>> start RECORDS PROVIDED

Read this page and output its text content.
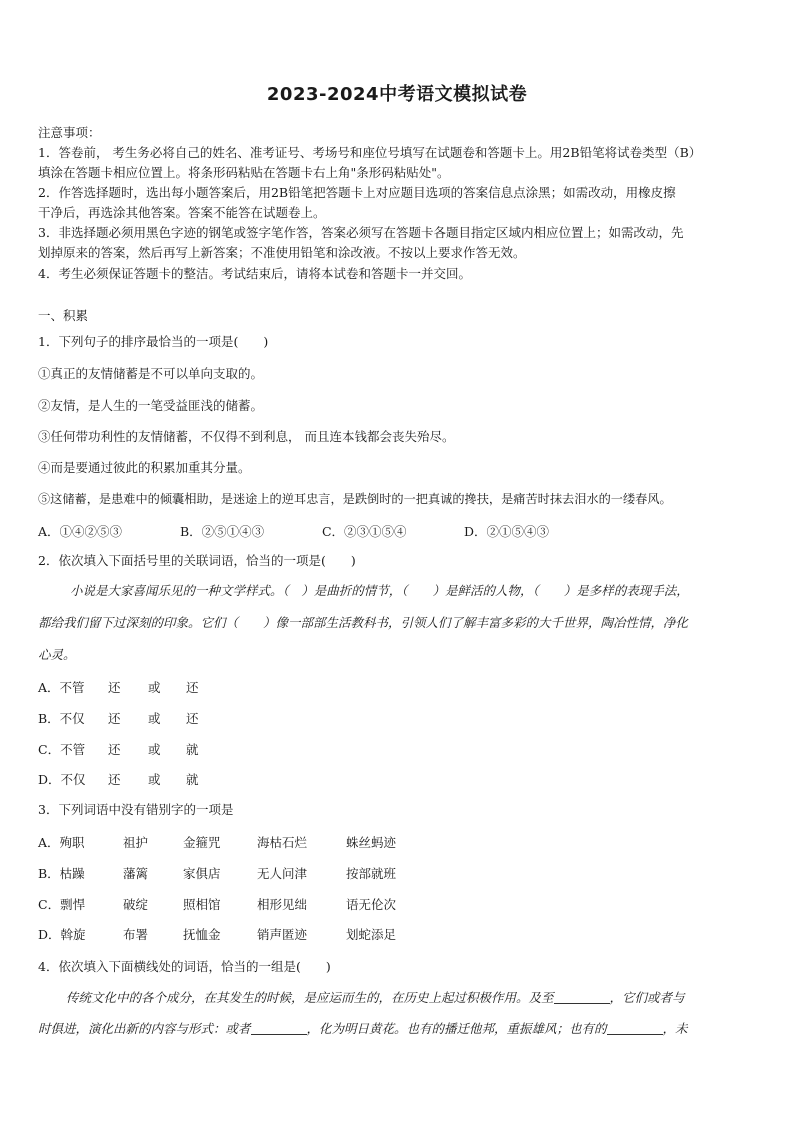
2023-2024中考语文模拟试卷
注意事项：
1．答卷前， 考生务必将自己的姓名、准考证号、考场号和座位号填写在试题卷和答题卡上。用2B铅笔将试卷类型（B）
填涂在答题卡相应位置上。将条形码粘贴在答题卡右上角"条形码粘贴处"。
2．作答选择题时，选出每小题答案后，用2B铅笔把答题卡上对应题目选项的答案信息点涂黑；如需改动，用橡皮擦
干净后，再选涂其他答案。答案不能答在试题卷上。
3．非选择题必须用黑色字迹的钢笔或签字笔作答，答案必须写在答题卡各题目指定区域内相应位置上；如需改动，先
划掉原来的答案，然后再写上新答案；不准使用铅笔和涂改液。不按以上要求作答无效。
4．考生必须保证答题卡的整洁。考试结束后，请将本试卷和答题卡一并交回。
一、积累
1．下列句子的排序最恰当的一项是(　　)
①真正的友情储蓄是不可以单向支取的。
②友情，是人生的一笔受益匪浅的储蓄。
③任何带功利性的友情储蓄，不仅得不到利息， 而且连本钱都会丧失殆尽。
④而是要通过彼此的积累加重其分量。
⑤这储蓄，是患难中的倾囊相助，是迷途上的逆耳忠言，是跌倒时的一把真诚的搀扶，是痛苦时抹去泪水的一缕春风。
A．①④②⑤③	B．②⑤①④③	C．②③①⑤④	D．②①⑤④③
2．依次填入下面括号里的关联词语，恰当的一项是(　　)
小说是大家喜闻乐见的一种文学样式。（　）是曲折的情节，（　　）是鲜活的人物，（　　）是多样的表现手法，
都给我们留下过深刻的印象。它们（　　）像一部部生活教科书，引领人们了解丰富多彩的大千世界，陶冶性情，净化
心灵。
A．不管 还 或 还
B．不仅 还 或 还
C．不管 还 或 就
D．不仅 还 或 就
3．下列词语中没有错别字的一项是
A．殉职	祖护	金箍咒	海枯石烂	蛛丝蚂迹
B．枯躁	藩篱	家俱店	无人问津	按部就班
C．剽悍	破绽	照相馆	相形见绌	语无伦次
D．斡旋	布署	抚恤金	销声匿迹	划蛇添足
4．依次填入下面横线处的词语，恰当的一组是(　　)
传统文化中的各个成分，在其发生的时候，是应运而生的，在历史上起过积极作用。及至	，它们或者与
时俱进，演化出新的内容与形式：或者	，化为明日黄花。也有的播迁他邦，重振雄风；也有的	，未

>> end RECORDS PROVIDED

# WHAT IS REQUIRED:
Go through the listing above and write it all out exactly, leaving out any picture.

# REPLY TO THE EXERCISE:
Read this page and output its text content.
2023-2024中考语文模拟试卷
注意事项：
1．答卷前， 考生务必将自己的姓名、准考证号、考场号和座位号填写在试题卷和答题卡上。用2B铅笔将试卷类型（B）
填涂在答题卡相应位置上。将条形码粘贴在答题卡右上角"条形码粘贴处"。
2．作答选择题时，选出每小题答案后，用2B铅笔把答题卡上对应题目选项的答案信息点涂黑；如需改动，用橡皮擦
干净后，再选涂其他答案。答案不能答在试题卷上。
3．非选择题必须用黑色字迹的钢笔或签字笔作答，答案必须写在答题卡各题目指定区域内相应位置上；如需改动，先
划掉原来的答案，然后再写上新答案；不准使用铅笔和涂改液。不按以上要求作答无效。
4．考生必须保证答题卡的整洁。考试结束后，请将本试卷和答题卡一并交回。
一、积累
1．下列句子的排序最恰当的一项是(　　)
①真正的友情储蓄是不可以单向支取的。
②友情，是人生的一笔受益匪浅的储蓄。
③任何带功利性的友情储蓄，不仅得不到利息， 而且连本钱都会丧失殆尽。
④而是要通过彼此的积累加重其分量。
⑤这储蓄，是患难中的倾囊相助，是迷途上的逆耳忠言，是跌倒时的一把真诚的搀扶，是痛苦时抹去泪水的一缕春风。
A．①④②⑤③	B．②⑤①④③	C．②③①⑤④	D．②①⑤④③
2．依次填入下面括号里的关联词语，恰当的一项是(　　)
小说是大家喜闻乐见的一种文学样式。（　）是曲折的情节，（　　）是鲜活的人物，（　　）是多样的表现手法，
都给我们留下过深刻的印象。它们（　　）像一部部生活教科书，引领人们了解丰富多彩的大千世界，陶冶性情，净化
心灵。
A．不管 还 或 还
B．不仅 还 或 还
C．不管 还 或 就
D．不仅 还 或 就
3．下列词语中没有错别字的一项是
A．殉职	祖护	金箍咒	海枯石烂	蛛丝蚂迹
B．枯躁	藩篱	家俱店	无人问津	按部就班
C．剽悍	破绽	照相馆	相形见绌	语无伦次
D．斡旋	布署	抚恤金	销声匿迹	划蛇添足
4．依次填入下面横线处的词语，恰当的一组是(　　)
传统文化中的各个成分，在其发生的时候，是应运而生的，在历史上起过积极作用。及至	，它们或者与
时俱进，演化出新的内容与形式：或者	，化为明日黄花。也有的播迁他邦，重振雄风；也有的	，未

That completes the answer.